| WHAT YOU SHOULD DO |
Retype each entry below, keeping every character the same.

-- START OF DATASET ENTRIES --

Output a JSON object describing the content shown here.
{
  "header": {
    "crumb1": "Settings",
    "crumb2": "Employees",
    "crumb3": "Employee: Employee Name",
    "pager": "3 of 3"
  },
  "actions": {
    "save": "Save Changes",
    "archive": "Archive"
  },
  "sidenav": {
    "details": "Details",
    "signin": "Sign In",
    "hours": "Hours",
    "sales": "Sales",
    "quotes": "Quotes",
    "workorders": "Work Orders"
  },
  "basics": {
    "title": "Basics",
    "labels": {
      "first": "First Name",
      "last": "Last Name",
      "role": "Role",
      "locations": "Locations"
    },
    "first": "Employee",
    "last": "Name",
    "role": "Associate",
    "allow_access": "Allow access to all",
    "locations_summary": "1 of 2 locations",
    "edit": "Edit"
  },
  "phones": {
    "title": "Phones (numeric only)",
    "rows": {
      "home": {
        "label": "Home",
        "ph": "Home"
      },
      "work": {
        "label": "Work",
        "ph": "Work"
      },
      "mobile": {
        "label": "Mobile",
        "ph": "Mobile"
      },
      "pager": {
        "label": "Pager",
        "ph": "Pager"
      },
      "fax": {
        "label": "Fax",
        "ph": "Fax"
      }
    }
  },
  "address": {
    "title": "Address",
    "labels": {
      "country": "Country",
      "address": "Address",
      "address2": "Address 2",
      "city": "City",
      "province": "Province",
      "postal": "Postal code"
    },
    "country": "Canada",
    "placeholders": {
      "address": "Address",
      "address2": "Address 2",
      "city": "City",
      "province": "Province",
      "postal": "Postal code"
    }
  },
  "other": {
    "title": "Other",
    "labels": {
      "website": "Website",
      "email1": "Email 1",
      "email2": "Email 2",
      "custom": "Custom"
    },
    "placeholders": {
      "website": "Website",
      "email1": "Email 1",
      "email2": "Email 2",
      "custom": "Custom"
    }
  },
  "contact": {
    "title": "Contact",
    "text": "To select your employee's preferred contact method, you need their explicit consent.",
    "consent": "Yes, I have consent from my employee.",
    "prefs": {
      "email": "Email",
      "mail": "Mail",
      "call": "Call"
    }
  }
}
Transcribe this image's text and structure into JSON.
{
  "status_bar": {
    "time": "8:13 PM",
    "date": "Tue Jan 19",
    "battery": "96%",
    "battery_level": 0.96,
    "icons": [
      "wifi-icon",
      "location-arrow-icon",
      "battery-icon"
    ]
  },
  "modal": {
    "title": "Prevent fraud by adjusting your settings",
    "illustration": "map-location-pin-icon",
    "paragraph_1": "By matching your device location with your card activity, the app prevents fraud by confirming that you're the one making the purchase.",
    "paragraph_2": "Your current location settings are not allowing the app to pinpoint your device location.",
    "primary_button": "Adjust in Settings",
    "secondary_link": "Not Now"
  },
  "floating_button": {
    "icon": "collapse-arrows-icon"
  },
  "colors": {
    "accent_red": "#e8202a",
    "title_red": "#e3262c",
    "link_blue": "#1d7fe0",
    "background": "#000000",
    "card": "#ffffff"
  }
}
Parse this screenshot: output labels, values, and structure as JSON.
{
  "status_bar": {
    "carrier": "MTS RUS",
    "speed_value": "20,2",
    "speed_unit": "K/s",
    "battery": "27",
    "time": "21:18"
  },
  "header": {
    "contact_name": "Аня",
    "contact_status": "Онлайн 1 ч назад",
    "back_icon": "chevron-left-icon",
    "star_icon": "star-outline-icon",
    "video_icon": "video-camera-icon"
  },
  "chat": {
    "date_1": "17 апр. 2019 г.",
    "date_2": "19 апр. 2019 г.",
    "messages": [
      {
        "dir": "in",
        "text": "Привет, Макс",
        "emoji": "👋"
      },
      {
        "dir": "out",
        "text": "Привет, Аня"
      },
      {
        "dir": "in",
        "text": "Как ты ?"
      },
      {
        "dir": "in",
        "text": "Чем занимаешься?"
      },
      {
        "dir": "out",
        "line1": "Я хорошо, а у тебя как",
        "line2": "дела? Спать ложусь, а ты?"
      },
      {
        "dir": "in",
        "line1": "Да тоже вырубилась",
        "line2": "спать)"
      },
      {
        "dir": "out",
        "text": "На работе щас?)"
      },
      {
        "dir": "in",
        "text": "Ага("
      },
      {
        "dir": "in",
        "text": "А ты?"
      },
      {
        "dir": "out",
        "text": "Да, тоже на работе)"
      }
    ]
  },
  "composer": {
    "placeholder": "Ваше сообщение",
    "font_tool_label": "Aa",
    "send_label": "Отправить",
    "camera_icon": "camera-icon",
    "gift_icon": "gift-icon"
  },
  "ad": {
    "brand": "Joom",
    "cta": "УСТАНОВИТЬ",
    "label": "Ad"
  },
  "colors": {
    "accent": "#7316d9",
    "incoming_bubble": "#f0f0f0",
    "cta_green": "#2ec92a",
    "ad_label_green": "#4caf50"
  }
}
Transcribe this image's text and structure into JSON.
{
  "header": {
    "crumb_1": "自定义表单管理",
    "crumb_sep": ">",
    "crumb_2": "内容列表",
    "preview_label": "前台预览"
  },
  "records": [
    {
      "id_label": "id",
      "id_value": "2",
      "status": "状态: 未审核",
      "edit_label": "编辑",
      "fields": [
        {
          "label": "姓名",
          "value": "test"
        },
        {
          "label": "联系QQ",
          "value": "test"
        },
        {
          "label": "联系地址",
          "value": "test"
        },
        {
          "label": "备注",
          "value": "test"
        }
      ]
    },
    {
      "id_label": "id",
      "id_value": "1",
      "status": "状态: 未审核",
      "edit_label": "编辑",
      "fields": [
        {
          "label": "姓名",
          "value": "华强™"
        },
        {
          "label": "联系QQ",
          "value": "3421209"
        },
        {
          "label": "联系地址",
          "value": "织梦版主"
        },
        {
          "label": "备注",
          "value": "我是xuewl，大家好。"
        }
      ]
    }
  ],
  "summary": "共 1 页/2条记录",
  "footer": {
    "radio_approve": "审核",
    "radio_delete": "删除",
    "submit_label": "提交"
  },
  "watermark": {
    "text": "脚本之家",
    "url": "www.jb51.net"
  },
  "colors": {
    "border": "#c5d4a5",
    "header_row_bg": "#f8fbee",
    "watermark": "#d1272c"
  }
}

-- END OF DATASET ENTRIES --

| CORRECT RESPONSE |
Output a JSON object describing the content shown here.
{
  "header": {
    "crumb1": "Settings",
    "crumb2": "Employees",
    "crumb3": "Employee: Employee Name",
    "pager": "3 of 3"
  },
  "actions": {
    "save": "Save Changes",
    "archive": "Archive"
  },
  "sidenav": {
    "details": "Details",
    "signin": "Sign In",
    "hours": "Hours",
    "sales": "Sales",
    "quotes": "Quotes",
    "workorders": "Work Orders"
  },
  "basics": {
    "title": "Basics",
    "labels": {
      "first": "First Name",
      "last": "Last Name",
      "role": "Role",
      "locations": "Locations"
    },
    "first": "Employee",
    "last": "Name",
    "role": "Associate",
    "allow_access": "Allow access to all",
    "locations_summary": "1 of 2 locations",
    "edit": "Edit"
  },
  "phones": {
    "title": "Phones (numeric only)",
    "rows": {
      "home": {
        "label": "Home",
        "ph": "Home"
      },
      "work": {
        "label": "Work",
        "ph": "Work"
      },
      "mobile": {
        "label": "Mobile",
        "ph": "Mobile"
      },
      "pager": {
        "label": "Pager",
        "ph": "Pager"
      },
      "fax": {
        "label": "Fax",
        "ph": "Fax"
      }
    }
  },
  "address": {
    "title": "Address",
    "labels": {
      "country": "Country",
      "address": "Address",
      "address2": "Address 2",
      "city": "City",
      "province": "Province",
      "postal": "Postal code"
    },
    "country": "Canada",
    "placeholders": {
      "address": "Address",
      "address2": "Address 2",
      "city": "City",
      "province": "Province",
      "postal": "Postal code"
    }
  },
  "other": {
    "title": "Other",
    "labels": {
      "website": "Website",
      "email1": "Email 1",
      "email2": "Email 2",
      "custom": "Custom"
    },
    "placeholders": {
      "website": "Website",
      "email1": "Email 1",
      "email2": "Email 2",
      "custom": "Custom"
    }
  },
  "contact": {
    "title": "Contact",
    "text": "To select your employee's preferred contact method, you need their explicit consent.",
    "consent": "Yes, I have consent from my employee.",
    "prefs": {
      "email": "Email",
      "mail": "Mail",
      "call": "Call"
    }
  }
}
Transcribe this image's text and structure into JSON.
{
  "status_bar": {
    "time": "8:13 PM",
    "date": "Tue Jan 19",
    "battery": "96%",
    "battery_level": 0.96,
    "icons": [
      "wifi-icon",
      "location-arrow-icon",
      "battery-icon"
    ]
  },
  "modal": {
    "title": "Prevent fraud by adjusting your settings",
    "illustration": "map-location-pin-icon",
    "paragraph_1": "By matching your device location with your card activity, the app prevents fraud by confirming that you're the one making the purchase.",
    "paragraph_2": "Your current location settings are not allowing the app to pinpoint your device location.",
    "primary_button": "Adjust in Settings",
    "secondary_link": "Not Now"
  },
  "floating_button": {
    "icon": "collapse-arrows-icon"
  },
  "colors": {
    "accent_red": "#e8202a",
    "title_red": "#e3262c",
    "link_blue": "#1d7fe0",
    "background": "#000000",
    "card": "#ffffff"
  }
}
Parse this screenshot: output labels, values, and structure as JSON.
{
  "status_bar": {
    "carrier": "MTS RUS",
    "speed_value": "20,2",
    "speed_unit": "K/s",
    "battery": "27",
    "time": "21:18"
  },
  "header": {
    "contact_name": "Аня",
    "contact_status": "Онлайн 1 ч назад",
    "back_icon": "chevron-left-icon",
    "star_icon": "star-outline-icon",
    "video_icon": "video-camera-icon"
  },
  "chat": {
    "date_1": "17 апр. 2019 г.",
    "date_2": "19 апр. 2019 г.",
    "messages": [
      {
        "dir": "in",
        "text": "Привет, Макс",
        "emoji": "👋"
      },
      {
        "dir": "out",
        "text": "Привет, Аня"
      },
      {
        "dir": "in",
        "text": "Как ты ?"
      },
      {
        "dir": "in",
        "text": "Чем занимаешься?"
      },
      {
        "dir": "out",
        "line1": "Я хорошо, а у тебя как",
        "line2": "дела? Спать ложусь, а ты?"
      },
      {
        "dir": "in",
        "line1": "Да тоже вырубилась",
        "line2": "спать)"
      },
      {
        "dir": "out",
        "text": "На работе щас?)"
      },
      {
        "dir": "in",
        "text": "Ага("
      },
      {
        "dir": "in",
        "text": "А ты?"
      },
      {
        "dir": "out",
        "text": "Да, тоже на работе)"
      }
    ]
  },
  "composer": {
    "placeholder": "Ваше сообщение",
    "font_tool_label": "Aa",
    "send_label": "Отправить",
    "camera_icon": "camera-icon",
    "gift_icon": "gift-icon"
  },
  "ad": {
    "brand": "Joom",
    "cta": "УСТАНОВИТЬ",
    "label": "Ad"
  },
  "colors": {
    "accent": "#7316d9",
    "incoming_bubble": "#f0f0f0",
    "cta_green": "#2ec92a",
    "ad_label_green": "#4caf50"
  }
}
Transcribe this image's text and structure into JSON.
{
  "header": {
    "crumb_1": "自定义表单管理",
    "crumb_sep": ">",
    "crumb_2": "内容列表",
    "preview_label": "前台预览"
  },
  "records": [
    {
      "id_label": "id",
      "id_value": "2",
      "status": "状态: 未审核",
      "edit_label": "编辑",
      "fields": [
        {
          "label": "姓名",
          "value": "test"
        },
        {
          "label": "联系QQ",
          "value": "test"
        },
        {
          "label": "联系地址",
          "value": "test"
        },
        {
          "label": "备注",
          "value": "test"
        }
      ]
    },
    {
      "id_label": "id",
      "id_value": "1",
      "status": "状态: 未审核",
      "edit_label": "编辑",
      "fields": [
        {
          "label": "姓名",
          "value": "华强™"
        },
        {
          "label": "联系QQ",
          "value": "3421209"
        },
        {
          "label": "联系地址",
          "value": "织梦版主"
        },
        {
          "label": "备注",
          "value": "我是xuewl，大家好。"
        }
      ]
    }
  ],
  "summary": "共 1 页/2条记录",
  "footer": {
    "radio_approve": "审核",
    "radio_delete": "删除",
    "submit_label": "提交"
  },
  "watermark": {
    "text": "脚本之家",
    "url": "www.jb51.net"
  },
  "colors": {
    "border": "#c5d4a5",
    "header_row_bg": "#f8fbee",
    "watermark": "#d1272c"
  }
}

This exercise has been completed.